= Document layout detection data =

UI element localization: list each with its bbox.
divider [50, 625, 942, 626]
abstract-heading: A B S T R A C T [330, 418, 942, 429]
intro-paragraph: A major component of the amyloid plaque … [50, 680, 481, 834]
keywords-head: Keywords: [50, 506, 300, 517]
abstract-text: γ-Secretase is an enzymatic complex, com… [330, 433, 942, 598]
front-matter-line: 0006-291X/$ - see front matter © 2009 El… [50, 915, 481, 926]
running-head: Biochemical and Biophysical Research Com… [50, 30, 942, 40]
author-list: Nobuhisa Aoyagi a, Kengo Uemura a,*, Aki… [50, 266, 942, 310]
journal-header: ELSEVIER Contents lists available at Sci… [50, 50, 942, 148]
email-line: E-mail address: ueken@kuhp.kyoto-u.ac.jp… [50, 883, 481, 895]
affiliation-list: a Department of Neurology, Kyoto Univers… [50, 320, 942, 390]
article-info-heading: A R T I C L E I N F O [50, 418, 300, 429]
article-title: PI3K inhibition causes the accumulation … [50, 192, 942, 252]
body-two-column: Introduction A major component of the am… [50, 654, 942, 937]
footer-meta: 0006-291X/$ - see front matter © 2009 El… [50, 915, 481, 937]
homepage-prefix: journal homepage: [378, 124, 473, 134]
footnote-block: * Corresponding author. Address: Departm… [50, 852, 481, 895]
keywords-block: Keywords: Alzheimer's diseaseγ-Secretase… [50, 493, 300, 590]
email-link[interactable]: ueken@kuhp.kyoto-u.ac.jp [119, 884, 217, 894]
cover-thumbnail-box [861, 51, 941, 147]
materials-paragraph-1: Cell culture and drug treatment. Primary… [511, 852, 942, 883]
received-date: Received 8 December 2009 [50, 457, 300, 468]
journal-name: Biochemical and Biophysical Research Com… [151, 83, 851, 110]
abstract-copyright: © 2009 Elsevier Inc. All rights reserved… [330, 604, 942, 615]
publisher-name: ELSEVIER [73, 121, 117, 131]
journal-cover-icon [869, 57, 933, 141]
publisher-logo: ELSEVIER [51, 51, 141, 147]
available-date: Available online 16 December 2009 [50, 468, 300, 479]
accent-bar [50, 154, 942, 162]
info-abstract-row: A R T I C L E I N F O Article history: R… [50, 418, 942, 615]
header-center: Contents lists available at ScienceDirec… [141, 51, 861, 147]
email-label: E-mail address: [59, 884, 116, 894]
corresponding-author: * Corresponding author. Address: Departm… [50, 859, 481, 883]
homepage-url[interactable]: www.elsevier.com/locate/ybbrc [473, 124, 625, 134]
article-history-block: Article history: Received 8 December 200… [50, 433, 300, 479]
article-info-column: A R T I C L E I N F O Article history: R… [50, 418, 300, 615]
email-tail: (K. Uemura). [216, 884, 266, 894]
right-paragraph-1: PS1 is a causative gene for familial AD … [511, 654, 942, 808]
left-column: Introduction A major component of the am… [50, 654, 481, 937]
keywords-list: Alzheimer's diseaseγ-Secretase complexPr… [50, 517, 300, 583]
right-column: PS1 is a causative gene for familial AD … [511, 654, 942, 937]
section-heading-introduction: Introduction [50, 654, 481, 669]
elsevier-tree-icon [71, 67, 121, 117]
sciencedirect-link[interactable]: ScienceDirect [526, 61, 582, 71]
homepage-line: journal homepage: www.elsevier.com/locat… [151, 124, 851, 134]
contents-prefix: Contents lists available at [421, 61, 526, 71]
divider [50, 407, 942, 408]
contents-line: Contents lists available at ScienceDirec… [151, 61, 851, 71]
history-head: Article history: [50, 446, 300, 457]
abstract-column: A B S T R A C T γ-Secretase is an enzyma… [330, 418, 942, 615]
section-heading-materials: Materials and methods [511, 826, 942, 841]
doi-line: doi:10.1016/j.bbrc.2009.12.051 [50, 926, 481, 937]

= What is required =
Each line above is to be copied exactly as written.

= Exercise answer =
UI element localization: list each with its bbox.
divider [50, 625, 942, 626]
abstract-heading: A B S T R A C T [330, 418, 942, 429]
intro-paragraph: A major component of the amyloid plaque … [50, 680, 481, 834]
keywords-head: Keywords: [50, 506, 300, 517]
abstract-text: γ-Secretase is an enzymatic complex, com… [330, 433, 942, 598]
front-matter-line: 0006-291X/$ - see front matter © 2009 El… [50, 915, 481, 926]
running-head: Biochemical and Biophysical Research Com… [50, 30, 942, 40]
author-list: Nobuhisa Aoyagi a, Kengo Uemura a,*, Aki… [50, 266, 942, 310]
journal-header: ELSEVIER Contents lists available at Sci… [50, 50, 942, 148]
email-line: E-mail address: ueken@kuhp.kyoto-u.ac.jp… [50, 883, 481, 895]
affiliation-list: a Department of Neurology, Kyoto Univers… [50, 320, 942, 390]
article-info-heading: A R T I C L E I N F O [50, 418, 300, 429]
article-title: PI3K inhibition causes the accumulation … [50, 192, 942, 252]
body-two-column: Introduction A major component of the am… [50, 654, 942, 937]
footer-meta: 0006-291X/$ - see front matter © 2009 El… [50, 915, 481, 937]
homepage-prefix: journal homepage: [378, 124, 473, 134]
footnote-block: * Corresponding author. Address: Departm… [50, 852, 481, 895]
keywords-block: Keywords: Alzheimer's diseaseγ-Secretase… [50, 493, 300, 590]
email-link[interactable]: ueken@kuhp.kyoto-u.ac.jp [119, 884, 217, 894]
cover-thumbnail-box [861, 51, 941, 147]
materials-paragraph-1: Cell culture and drug treatment. Primary… [511, 852, 942, 883]
received-date: Received 8 December 2009 [50, 457, 300, 468]
journal-name: Biochemical and Biophysical Research Com… [151, 83, 851, 110]
abstract-copyright: © 2009 Elsevier Inc. All rights reserved… [330, 604, 942, 615]
publisher-name: ELSEVIER [73, 121, 117, 131]
journal-cover-icon [869, 57, 933, 141]
publisher-logo: ELSEVIER [51, 51, 141, 147]
available-date: Available online 16 December 2009 [50, 468, 300, 479]
accent-bar [50, 154, 942, 162]
info-abstract-row: A R T I C L E I N F O Article history: R… [50, 418, 942, 615]
header-center: Contents lists available at ScienceDirec… [141, 51, 861, 147]
email-label: E-mail address: [59, 884, 116, 894]
corresponding-author: * Corresponding author. Address: Departm… [50, 859, 481, 883]
homepage-url[interactable]: www.elsevier.com/locate/ybbrc [473, 124, 625, 134]
article-history-block: Article history: Received 8 December 200… [50, 433, 300, 479]
article-info-column: A R T I C L E I N F O Article history: R… [50, 418, 300, 615]
email-tail: (K. Uemura). [216, 884, 266, 894]
right-paragraph-1: PS1 is a causative gene for familial AD … [511, 654, 942, 808]
left-column: Introduction A major component of the am… [50, 654, 481, 937]
keywords-list: Alzheimer's diseaseγ-Secretase complexPr… [50, 517, 300, 583]
right-column: PS1 is a causative gene for familial AD … [511, 654, 942, 937]
section-heading-introduction: Introduction [50, 654, 481, 669]
elsevier-tree-icon [71, 67, 121, 117]
sciencedirect-link[interactable]: ScienceDirect [526, 61, 582, 71]
homepage-line: journal homepage: www.elsevier.com/locat… [151, 124, 851, 134]
contents-prefix: Contents lists available at [421, 61, 526, 71]
divider [50, 407, 942, 408]
contents-line: Contents lists available at ScienceDirec… [151, 61, 851, 71]
history-head: Article history: [50, 446, 300, 457]
abstract-column: A B S T R A C T γ-Secretase is an enzyma… [330, 418, 942, 615]
section-heading-materials: Materials and methods [511, 826, 942, 841]
doi-line: doi:10.1016/j.bbrc.2009.12.051 [50, 926, 481, 937]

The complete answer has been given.